• Assignment:
Every record below is to be retyped exactly, with the pictures left out.

• Data records:
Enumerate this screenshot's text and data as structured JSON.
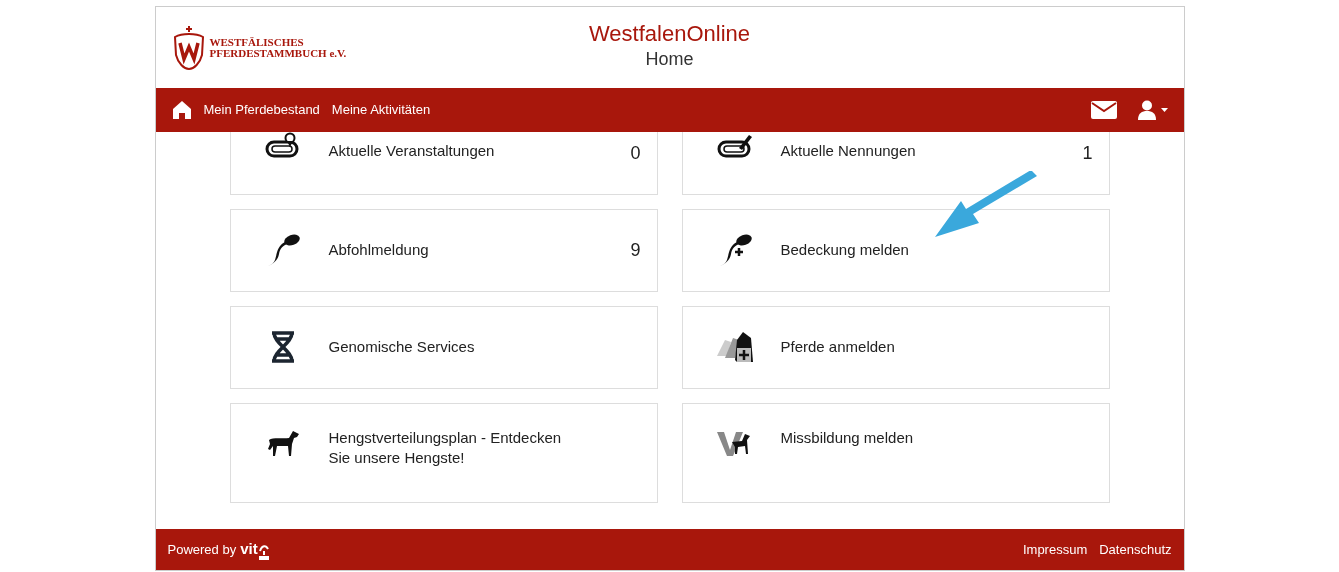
{
  "logo": {
    "line1": "WESTFÄLISCHES",
    "line2": "PFERDESTAMMBUCH e.V."
  },
  "header": {
    "title": "WestfalenOnline",
    "subtitle": "Home"
  },
  "nav": {
    "items": [
      "Mein Pferdebestand",
      "Meine Aktivitäten"
    ]
  },
  "tiles": [
    {
      "label": "Aktuelle Veranstaltungen",
      "count": "0"
    },
    {
      "label": "Aktuelle Nennungen",
      "count": "1"
    },
    {
      "label": "Abfohlmeldung",
      "count": "9"
    },
    {
      "label": "Bedeckung melden"
    },
    {
      "label": "Genomische Services"
    },
    {
      "label": "Pferde anmelden"
    },
    {
      "label": "Hengstverteilungsplan - Entdecken Sie unsere Hengste!"
    },
    {
      "label": "Missbildung melden"
    }
  ],
  "footer": {
    "powered_by": "Powered by",
    "brand": "vit",
    "links": [
      "Impressum",
      "Datenschutz"
    ]
  }
}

• Result for this task:
Enumerate this screenshot's text and data as structured JSON.
{
  "logo": {
    "line1": "WESTFÄLISCHES",
    "line2": "PFERDESTAMMBUCH e.V."
  },
  "header": {
    "title": "WestfalenOnline",
    "subtitle": "Home"
  },
  "nav": {
    "items": [
      "Mein Pferdebestand",
      "Meine Aktivitäten"
    ]
  },
  "tiles": [
    {
      "label": "Aktuelle Veranstaltungen",
      "count": "0"
    },
    {
      "label": "Aktuelle Nennungen",
      "count": "1"
    },
    {
      "label": "Abfohlmeldung",
      "count": "9"
    },
    {
      "label": "Bedeckung melden"
    },
    {
      "label": "Genomische Services"
    },
    {
      "label": "Pferde anmelden"
    },
    {
      "label": "Hengstverteilungsplan - Entdecken Sie unsere Hengste!"
    },
    {
      "label": "Missbildung melden"
    }
  ],
  "footer": {
    "powered_by": "Powered by",
    "brand": "vit",
    "links": [
      "Impressum",
      "Datenschutz"
    ]
  }
}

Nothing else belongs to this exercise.